DIRECTIVE: Work through the data line by line, gathering every line that has the word "grid".

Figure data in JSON
+===+
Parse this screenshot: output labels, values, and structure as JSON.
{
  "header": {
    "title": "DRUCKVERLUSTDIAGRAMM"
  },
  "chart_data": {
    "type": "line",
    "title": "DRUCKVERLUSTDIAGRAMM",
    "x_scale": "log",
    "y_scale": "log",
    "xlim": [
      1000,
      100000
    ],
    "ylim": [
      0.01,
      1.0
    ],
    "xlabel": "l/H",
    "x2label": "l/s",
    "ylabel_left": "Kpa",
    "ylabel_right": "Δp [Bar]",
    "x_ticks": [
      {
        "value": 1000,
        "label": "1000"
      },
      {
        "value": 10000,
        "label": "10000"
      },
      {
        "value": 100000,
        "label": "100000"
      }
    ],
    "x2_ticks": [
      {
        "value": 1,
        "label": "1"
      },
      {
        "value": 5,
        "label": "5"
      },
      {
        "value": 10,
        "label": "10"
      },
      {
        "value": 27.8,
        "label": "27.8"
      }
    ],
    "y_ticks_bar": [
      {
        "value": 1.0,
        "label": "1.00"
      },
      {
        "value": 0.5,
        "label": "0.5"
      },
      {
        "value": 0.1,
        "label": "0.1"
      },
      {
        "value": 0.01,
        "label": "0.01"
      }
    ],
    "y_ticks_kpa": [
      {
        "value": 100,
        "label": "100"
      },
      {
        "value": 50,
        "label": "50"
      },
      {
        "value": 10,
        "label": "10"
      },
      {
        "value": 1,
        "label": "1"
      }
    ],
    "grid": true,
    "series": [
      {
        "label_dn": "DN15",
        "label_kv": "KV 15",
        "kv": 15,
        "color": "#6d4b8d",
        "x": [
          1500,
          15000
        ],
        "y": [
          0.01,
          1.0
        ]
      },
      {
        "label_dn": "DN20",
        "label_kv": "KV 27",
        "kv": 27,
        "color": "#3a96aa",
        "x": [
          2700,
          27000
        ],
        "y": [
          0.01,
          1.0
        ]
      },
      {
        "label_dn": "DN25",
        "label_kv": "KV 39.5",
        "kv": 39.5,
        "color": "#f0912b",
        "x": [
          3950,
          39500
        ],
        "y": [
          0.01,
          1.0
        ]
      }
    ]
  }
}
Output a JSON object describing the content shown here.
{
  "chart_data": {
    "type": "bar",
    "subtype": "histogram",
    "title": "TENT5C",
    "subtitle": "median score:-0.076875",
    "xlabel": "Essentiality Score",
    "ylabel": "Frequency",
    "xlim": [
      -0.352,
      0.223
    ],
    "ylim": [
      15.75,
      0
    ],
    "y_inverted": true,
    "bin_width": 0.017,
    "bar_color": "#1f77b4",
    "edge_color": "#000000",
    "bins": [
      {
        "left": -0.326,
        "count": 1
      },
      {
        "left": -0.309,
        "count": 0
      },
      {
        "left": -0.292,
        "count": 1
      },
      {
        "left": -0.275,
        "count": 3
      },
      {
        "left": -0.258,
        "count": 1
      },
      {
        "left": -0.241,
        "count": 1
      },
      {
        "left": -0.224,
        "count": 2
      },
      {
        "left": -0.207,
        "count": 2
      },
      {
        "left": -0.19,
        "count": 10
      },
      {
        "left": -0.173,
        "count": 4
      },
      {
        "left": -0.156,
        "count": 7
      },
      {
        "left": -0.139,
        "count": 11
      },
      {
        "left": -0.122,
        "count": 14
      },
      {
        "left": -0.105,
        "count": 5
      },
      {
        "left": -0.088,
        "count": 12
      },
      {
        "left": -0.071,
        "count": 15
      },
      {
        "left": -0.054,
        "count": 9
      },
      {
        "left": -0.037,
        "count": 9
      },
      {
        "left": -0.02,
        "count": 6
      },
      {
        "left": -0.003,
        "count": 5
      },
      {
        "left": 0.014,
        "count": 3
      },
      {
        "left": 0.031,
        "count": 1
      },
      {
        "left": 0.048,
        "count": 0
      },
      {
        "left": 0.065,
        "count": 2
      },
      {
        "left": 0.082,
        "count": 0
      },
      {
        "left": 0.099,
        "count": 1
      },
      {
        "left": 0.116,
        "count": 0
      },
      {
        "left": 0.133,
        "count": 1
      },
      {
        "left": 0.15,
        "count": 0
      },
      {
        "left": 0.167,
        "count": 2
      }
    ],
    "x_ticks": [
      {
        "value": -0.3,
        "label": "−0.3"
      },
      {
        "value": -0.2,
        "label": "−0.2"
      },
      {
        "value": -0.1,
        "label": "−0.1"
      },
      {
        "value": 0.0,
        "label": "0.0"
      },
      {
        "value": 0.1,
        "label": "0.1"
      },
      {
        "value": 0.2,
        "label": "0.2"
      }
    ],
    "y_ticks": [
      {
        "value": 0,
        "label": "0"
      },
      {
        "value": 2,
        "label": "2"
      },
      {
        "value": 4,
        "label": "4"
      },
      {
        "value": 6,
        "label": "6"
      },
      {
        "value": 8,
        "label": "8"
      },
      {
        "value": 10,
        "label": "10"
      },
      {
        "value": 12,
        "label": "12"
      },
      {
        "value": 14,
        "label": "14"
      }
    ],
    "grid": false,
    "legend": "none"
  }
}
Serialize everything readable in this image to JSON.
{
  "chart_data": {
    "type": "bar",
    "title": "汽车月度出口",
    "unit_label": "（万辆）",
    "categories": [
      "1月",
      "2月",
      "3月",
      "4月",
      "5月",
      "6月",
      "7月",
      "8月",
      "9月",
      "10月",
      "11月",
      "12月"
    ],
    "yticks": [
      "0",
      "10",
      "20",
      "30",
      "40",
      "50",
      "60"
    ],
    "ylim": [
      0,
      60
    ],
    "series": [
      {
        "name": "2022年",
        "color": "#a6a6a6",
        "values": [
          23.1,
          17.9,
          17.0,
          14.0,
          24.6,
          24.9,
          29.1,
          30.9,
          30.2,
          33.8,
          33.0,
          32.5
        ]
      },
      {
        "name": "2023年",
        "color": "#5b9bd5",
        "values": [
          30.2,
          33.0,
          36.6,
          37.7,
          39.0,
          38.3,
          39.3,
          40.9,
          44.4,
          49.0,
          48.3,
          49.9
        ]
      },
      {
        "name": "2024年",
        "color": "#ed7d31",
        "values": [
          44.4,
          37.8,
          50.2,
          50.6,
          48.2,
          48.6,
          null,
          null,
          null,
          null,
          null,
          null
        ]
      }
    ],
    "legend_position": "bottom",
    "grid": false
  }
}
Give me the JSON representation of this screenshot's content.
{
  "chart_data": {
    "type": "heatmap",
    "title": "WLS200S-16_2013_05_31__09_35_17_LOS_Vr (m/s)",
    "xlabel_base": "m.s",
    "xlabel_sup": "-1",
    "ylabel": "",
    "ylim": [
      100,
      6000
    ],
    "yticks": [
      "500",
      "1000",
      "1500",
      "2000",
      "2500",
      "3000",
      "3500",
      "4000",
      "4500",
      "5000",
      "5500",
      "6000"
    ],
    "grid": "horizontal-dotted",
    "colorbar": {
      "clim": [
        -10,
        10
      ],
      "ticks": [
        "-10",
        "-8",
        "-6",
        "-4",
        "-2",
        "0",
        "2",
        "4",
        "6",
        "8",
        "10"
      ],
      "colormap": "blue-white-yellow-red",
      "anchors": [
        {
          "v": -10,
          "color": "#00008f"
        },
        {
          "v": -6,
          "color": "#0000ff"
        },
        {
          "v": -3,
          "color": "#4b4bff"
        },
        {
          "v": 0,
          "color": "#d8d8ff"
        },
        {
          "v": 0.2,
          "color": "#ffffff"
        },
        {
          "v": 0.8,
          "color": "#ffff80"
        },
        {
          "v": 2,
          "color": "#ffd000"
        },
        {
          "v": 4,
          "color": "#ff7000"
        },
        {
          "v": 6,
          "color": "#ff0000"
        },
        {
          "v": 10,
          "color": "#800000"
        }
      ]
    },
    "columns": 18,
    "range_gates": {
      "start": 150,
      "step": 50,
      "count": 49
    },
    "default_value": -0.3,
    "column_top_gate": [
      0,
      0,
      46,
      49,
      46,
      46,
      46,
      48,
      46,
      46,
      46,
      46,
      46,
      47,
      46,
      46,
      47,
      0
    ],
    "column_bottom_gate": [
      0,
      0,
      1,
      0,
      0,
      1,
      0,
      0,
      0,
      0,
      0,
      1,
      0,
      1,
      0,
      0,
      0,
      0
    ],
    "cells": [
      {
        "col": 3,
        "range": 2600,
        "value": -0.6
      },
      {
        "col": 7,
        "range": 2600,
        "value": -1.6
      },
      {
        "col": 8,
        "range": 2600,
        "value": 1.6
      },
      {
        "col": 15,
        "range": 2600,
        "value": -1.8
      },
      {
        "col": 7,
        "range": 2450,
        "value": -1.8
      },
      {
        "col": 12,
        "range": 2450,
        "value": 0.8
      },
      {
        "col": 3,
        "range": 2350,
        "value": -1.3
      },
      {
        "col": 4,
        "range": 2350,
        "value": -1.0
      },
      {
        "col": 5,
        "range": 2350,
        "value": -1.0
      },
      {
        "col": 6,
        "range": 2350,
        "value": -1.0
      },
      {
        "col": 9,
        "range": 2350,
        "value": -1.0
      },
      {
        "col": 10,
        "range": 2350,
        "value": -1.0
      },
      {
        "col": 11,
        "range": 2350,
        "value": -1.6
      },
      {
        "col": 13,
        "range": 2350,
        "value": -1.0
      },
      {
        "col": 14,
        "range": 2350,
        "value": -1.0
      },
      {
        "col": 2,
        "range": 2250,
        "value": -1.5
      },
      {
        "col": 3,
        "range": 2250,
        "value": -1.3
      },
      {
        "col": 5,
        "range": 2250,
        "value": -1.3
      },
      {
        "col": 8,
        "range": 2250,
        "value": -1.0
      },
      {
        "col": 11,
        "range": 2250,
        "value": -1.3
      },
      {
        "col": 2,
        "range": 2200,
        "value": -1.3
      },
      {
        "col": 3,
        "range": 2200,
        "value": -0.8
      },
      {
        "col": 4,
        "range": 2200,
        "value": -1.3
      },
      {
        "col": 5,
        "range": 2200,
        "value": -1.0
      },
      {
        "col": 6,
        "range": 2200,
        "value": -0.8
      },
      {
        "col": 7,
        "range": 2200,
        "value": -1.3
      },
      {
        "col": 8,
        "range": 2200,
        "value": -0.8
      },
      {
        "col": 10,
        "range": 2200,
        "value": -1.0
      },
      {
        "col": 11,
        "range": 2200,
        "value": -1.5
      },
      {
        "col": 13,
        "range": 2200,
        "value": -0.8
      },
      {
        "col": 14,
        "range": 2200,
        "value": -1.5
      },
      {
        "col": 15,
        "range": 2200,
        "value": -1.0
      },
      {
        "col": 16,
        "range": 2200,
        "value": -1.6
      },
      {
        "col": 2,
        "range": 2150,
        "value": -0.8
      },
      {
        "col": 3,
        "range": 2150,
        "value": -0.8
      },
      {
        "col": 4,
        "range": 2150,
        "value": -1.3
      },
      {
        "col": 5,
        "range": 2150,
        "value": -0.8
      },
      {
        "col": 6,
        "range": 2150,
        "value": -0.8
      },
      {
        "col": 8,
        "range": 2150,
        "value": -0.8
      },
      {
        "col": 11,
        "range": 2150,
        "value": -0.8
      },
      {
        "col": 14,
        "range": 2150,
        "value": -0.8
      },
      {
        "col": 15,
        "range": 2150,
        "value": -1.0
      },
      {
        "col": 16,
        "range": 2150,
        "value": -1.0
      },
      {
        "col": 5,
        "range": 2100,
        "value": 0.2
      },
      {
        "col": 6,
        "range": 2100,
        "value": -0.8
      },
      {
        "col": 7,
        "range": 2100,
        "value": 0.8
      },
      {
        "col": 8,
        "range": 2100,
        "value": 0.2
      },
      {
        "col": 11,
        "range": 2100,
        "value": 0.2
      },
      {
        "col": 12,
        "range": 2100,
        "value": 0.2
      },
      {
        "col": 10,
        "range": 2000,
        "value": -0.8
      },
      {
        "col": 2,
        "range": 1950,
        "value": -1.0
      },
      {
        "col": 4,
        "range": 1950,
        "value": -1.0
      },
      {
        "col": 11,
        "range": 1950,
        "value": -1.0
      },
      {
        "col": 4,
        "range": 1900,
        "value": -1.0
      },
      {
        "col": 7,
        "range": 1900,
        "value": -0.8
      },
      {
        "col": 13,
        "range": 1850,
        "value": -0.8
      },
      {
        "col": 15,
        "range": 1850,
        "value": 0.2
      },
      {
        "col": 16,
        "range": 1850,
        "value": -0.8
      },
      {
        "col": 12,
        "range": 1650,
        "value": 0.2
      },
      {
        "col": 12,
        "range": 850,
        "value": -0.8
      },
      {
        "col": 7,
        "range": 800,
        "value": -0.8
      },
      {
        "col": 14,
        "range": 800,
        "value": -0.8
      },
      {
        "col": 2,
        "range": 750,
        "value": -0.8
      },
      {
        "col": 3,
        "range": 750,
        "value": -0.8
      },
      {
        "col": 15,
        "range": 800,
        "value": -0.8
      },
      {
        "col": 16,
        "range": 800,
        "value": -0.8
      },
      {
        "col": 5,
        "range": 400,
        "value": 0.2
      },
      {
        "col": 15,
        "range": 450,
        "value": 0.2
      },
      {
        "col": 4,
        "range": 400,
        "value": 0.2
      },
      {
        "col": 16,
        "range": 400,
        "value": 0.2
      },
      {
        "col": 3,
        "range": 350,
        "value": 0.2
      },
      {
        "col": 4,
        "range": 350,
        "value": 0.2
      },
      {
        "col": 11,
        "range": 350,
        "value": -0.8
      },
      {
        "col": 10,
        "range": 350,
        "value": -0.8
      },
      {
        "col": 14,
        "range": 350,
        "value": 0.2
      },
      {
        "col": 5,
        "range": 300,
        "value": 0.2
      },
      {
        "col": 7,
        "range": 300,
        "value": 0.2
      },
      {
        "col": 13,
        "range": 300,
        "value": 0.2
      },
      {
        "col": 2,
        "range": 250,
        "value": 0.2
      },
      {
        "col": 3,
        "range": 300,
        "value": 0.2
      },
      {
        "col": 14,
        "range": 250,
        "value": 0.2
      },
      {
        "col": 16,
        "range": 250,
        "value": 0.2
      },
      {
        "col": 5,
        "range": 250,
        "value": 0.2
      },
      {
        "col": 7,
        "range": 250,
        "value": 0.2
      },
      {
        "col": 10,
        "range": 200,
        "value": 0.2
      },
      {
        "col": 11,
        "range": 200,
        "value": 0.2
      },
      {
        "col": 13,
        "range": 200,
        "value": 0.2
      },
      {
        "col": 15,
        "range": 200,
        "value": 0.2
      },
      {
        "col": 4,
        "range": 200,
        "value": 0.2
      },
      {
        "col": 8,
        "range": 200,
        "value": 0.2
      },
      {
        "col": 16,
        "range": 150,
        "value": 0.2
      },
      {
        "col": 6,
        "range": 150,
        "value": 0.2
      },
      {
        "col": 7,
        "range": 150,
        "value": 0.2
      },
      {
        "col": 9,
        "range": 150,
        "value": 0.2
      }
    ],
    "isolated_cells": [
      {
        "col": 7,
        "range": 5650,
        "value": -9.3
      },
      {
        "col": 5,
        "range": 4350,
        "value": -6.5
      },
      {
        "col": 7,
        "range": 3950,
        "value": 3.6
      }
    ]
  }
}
+===+
RESULT FOR THIS EXERCISE:
    "grid": true,
    "grid": false,
    "grid": false
    "grid": "horizontal-dotted",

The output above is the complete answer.